The exercise: Write out the lines of the data from the start through the line with "tab-label: Bemus <box>256 313 320 336</box>", both included, without any change.

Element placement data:
══════════════════════════════

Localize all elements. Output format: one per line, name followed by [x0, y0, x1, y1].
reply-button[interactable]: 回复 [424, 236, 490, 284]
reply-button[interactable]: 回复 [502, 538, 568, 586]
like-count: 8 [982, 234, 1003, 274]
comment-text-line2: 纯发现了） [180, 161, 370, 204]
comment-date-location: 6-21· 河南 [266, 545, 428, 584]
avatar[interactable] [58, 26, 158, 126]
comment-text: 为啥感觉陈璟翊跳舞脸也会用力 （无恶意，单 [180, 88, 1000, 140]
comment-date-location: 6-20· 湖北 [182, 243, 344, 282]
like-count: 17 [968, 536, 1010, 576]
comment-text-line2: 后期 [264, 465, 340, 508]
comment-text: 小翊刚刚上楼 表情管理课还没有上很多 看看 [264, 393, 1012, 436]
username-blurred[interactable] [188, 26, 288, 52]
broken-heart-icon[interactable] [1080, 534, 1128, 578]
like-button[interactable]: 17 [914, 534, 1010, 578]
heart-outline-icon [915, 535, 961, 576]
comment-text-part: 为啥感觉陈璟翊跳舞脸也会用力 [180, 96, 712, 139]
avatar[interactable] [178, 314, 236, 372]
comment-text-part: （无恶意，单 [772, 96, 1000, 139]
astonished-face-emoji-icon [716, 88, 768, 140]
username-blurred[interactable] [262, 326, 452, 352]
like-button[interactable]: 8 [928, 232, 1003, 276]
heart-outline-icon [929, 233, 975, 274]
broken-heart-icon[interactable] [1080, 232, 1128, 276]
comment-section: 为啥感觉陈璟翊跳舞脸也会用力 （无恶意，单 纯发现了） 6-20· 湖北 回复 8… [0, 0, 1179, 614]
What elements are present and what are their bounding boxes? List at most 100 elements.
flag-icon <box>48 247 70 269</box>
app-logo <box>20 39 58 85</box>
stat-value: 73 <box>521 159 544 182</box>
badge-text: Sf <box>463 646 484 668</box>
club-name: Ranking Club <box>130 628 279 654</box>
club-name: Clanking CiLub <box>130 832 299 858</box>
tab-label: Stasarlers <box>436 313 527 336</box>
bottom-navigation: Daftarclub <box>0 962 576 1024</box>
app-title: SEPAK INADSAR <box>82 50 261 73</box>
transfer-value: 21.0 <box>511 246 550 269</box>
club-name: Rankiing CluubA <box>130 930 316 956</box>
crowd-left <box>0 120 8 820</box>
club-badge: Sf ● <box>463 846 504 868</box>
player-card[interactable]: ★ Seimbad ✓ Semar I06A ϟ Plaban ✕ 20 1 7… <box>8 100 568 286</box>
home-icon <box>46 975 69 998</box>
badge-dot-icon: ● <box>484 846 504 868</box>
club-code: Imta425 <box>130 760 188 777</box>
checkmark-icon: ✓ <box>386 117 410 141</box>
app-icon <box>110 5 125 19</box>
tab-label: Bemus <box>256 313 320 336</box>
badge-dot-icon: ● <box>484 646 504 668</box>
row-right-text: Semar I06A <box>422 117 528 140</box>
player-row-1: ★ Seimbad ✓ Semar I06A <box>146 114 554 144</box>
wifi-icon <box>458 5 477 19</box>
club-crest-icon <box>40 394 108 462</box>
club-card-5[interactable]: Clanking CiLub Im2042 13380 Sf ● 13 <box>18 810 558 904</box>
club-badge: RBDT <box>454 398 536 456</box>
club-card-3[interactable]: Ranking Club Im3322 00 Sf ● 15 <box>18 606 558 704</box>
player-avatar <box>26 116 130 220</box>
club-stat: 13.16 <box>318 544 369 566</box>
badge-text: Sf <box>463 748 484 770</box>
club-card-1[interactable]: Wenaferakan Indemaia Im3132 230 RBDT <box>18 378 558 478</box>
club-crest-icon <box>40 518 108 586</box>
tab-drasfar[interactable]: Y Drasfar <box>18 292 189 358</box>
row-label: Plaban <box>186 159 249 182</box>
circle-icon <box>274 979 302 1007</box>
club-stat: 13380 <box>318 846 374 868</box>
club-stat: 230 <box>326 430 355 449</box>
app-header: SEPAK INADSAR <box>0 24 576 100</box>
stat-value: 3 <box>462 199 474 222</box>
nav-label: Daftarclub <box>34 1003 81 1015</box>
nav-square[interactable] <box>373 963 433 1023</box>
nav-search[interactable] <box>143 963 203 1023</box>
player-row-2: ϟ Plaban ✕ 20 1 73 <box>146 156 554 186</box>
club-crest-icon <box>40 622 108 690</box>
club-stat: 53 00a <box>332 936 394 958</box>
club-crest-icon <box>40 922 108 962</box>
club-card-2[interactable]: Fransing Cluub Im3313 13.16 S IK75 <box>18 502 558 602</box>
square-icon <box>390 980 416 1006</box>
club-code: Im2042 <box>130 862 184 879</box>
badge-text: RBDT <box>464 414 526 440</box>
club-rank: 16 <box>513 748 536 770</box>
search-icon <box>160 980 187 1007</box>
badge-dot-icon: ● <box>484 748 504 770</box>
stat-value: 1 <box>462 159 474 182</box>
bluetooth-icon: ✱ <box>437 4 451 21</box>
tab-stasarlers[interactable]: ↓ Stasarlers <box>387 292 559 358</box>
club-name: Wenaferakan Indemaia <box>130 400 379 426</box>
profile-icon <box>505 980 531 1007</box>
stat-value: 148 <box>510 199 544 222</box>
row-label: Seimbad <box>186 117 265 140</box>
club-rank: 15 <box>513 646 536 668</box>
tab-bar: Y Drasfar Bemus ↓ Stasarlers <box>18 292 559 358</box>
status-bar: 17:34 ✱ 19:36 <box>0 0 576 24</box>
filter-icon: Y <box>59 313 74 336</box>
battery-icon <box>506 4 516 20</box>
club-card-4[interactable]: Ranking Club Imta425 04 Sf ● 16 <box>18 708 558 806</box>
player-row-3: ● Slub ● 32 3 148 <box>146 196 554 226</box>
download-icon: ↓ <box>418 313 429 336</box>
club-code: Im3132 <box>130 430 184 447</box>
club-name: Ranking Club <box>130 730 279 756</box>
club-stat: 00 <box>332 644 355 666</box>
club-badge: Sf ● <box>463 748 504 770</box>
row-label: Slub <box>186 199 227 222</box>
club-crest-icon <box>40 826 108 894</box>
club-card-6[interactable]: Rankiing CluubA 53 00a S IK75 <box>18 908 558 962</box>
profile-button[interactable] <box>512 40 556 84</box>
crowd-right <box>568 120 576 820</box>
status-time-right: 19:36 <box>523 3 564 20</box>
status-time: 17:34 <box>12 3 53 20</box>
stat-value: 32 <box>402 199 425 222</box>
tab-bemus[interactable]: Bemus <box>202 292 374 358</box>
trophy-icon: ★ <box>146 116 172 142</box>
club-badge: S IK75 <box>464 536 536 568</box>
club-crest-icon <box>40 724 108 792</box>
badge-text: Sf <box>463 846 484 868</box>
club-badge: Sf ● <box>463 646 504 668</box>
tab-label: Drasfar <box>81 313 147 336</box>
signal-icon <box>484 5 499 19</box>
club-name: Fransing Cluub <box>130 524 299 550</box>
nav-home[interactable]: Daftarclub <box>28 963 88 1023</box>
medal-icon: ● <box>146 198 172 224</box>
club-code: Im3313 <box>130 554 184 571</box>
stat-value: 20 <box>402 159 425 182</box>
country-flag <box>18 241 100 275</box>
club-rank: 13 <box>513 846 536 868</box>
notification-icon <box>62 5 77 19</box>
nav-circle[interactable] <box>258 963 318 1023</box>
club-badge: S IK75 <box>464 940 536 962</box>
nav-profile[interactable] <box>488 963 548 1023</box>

══════════════════════════════

Completed task:
Localize all elements. Output format: one per line, name followed by [x0, y0, x1, y1].
reply-button[interactable]: 回复 [424, 236, 490, 284]
reply-button[interactable]: 回复 [502, 538, 568, 586]
like-count: 8 [982, 234, 1003, 274]
comment-text-line2: 纯发现了） [180, 161, 370, 204]
comment-date-location: 6-21· 河南 [266, 545, 428, 584]
avatar[interactable] [58, 26, 158, 126]
comment-text: 为啥感觉陈璟翊跳舞脸也会用力 （无恶意，单 [180, 88, 1000, 140]
comment-date-location: 6-20· 湖北 [182, 243, 344, 282]
like-count: 17 [968, 536, 1010, 576]
comment-text-line2: 后期 [264, 465, 340, 508]
comment-text: 小翊刚刚上楼 表情管理课还没有上很多 看看 [264, 393, 1012, 436]
username-blurred[interactable] [188, 26, 288, 52]
broken-heart-icon[interactable] [1080, 534, 1128, 578]
like-button[interactable]: 17 [914, 534, 1010, 578]
heart-outline-icon [915, 535, 961, 576]
comment-text-part: 为啥感觉陈璟翊跳舞脸也会用力 [180, 96, 712, 139]
avatar[interactable] [178, 314, 236, 372]
comment-text-part: （无恶意，单 [772, 96, 1000, 139]
astonished-face-emoji-icon [716, 88, 768, 140]
username-blurred[interactable] [262, 326, 452, 352]
like-button[interactable]: 8 [928, 232, 1003, 276]
heart-outline-icon [929, 233, 975, 274]
broken-heart-icon[interactable] [1080, 232, 1128, 276]
comment-section: 为啥感觉陈璟翊跳舞脸也会用力 （无恶意，单 纯发现了） 6-20· 湖北 回复 8… [0, 0, 1179, 614]
What elements are present and what are their bounding boxes? List at most 100 elements.
flag-icon <box>48 247 70 269</box>
app-logo <box>20 39 58 85</box>
stat-value: 73 <box>521 159 544 182</box>
badge-text: Sf <box>463 646 484 668</box>
club-name: Ranking Club <box>130 628 279 654</box>
club-name: Clanking CiLub <box>130 832 299 858</box>
tab-label: Stasarlers <box>436 313 527 336</box>
bottom-navigation: Daftarclub <box>0 962 576 1024</box>
app-title: SEPAK INADSAR <box>82 50 261 73</box>
transfer-value: 21.0 <box>511 246 550 269</box>
club-name: Rankiing CluubA <box>130 930 316 956</box>
crowd-left <box>0 120 8 820</box>
club-badge: Sf ● <box>463 846 504 868</box>
player-card[interactable]: ★ Seimbad ✓ Semar I06A ϟ Plaban ✕ 20 1 7… <box>8 100 568 286</box>
home-icon <box>46 975 69 998</box>
badge-dot-icon: ● <box>484 846 504 868</box>
club-code: Imta425 <box>130 760 188 777</box>
checkmark-icon: ✓ <box>386 117 410 141</box>
app-icon <box>110 5 125 19</box>
tab-label: Bemus <box>256 313 320 336</box>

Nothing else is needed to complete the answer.